Written exercise:
The entries below are to be repeated exactly as they stand.

Data to use:
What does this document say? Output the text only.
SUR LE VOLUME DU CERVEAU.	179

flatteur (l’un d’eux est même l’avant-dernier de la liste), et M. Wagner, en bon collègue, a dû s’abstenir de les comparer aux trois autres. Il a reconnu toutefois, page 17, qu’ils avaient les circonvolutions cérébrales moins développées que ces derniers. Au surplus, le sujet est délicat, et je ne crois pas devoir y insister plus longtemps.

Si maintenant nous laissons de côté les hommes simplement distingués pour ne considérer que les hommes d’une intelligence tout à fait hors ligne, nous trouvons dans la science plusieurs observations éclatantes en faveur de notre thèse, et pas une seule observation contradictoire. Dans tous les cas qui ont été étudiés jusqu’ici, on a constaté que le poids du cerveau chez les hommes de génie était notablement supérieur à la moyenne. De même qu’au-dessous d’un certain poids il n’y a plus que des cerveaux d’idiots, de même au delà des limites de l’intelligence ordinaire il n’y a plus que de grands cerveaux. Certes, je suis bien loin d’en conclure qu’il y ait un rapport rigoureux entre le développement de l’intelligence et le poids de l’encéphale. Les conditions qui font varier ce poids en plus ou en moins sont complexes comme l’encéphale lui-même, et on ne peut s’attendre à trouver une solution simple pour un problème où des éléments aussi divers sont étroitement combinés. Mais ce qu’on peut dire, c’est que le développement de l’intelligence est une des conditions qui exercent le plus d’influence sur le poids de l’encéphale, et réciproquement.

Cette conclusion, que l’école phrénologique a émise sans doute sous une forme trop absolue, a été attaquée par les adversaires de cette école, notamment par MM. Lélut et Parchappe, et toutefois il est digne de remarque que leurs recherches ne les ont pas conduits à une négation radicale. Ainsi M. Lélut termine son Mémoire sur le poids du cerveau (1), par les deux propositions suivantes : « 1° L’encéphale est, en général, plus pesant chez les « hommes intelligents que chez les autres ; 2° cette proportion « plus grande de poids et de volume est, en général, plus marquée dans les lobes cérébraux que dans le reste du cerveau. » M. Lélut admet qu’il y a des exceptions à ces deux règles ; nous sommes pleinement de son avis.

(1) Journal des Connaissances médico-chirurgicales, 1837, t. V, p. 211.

Reply to the task:
What does this document say? Output the text only.
SUR LE VOLUME DU CERVEAU.	179

flatteur (l’un d’eux est même l’avant-dernier de la liste), et M. Wagner, en bon collègue, a dû s’abstenir de les comparer aux trois autres. Il a reconnu toutefois, page 17, qu’ils avaient les circonvolutions cérébrales moins développées que ces derniers. Au surplus, le sujet est délicat, et je ne crois pas devoir y insister plus longtemps.

Si maintenant nous laissons de côté les hommes simplement distingués pour ne considérer que les hommes d’une intelligence tout à fait hors ligne, nous trouvons dans la science plusieurs observations éclatantes en faveur de notre thèse, et pas une seule observation contradictoire. Dans tous les cas qui ont été étudiés jusqu’ici, on a constaté que le poids du cerveau chez les hommes de génie était notablement supérieur à la moyenne. De même qu’au-dessous d’un certain poids il n’y a plus que des cerveaux d’idiots, de même au delà des limites de l’intelligence ordinaire il n’y a plus que de grands cerveaux. Certes, je suis bien loin d’en conclure qu’il y ait un rapport rigoureux entre le développement de l’intelligence et le poids de l’encéphale. Les conditions qui font varier ce poids en plus ou en moins sont complexes comme l’encéphale lui-même, et on ne peut s’attendre à trouver une solution simple pour un problème où des éléments aussi divers sont étroitement combinés. Mais ce qu’on peut dire, c’est que le développement de l’intelligence est une des conditions qui exercent le plus d’influence sur le poids de l’encéphale, et réciproquement.

Cette conclusion, que l’école phrénologique a émise sans doute sous une forme trop absolue, a été attaquée par les adversaires de cette école, notamment par MM. Lélut et Parchappe, et toutefois il est digne de remarque que leurs recherches ne les ont pas conduits à une négation radicale. Ainsi M. Lélut termine son Mémoire sur le poids du cerveau (1), par les deux propositions suivantes : « 1° L’encéphale est, en général, plus pesant chez les « hommes intelligents que chez les autres ; 2° cette proportion « plus grande de poids et de volume est, en général, plus marquée dans les lobes cérébraux que dans le reste du cerveau. » M. Lélut admet qu’il y a des exceptions à ces deux règles ; nous sommes pleinement de son avis.

(1) Journal des Connaissances médico-chirurgicales, 1837, t. V, p. 211.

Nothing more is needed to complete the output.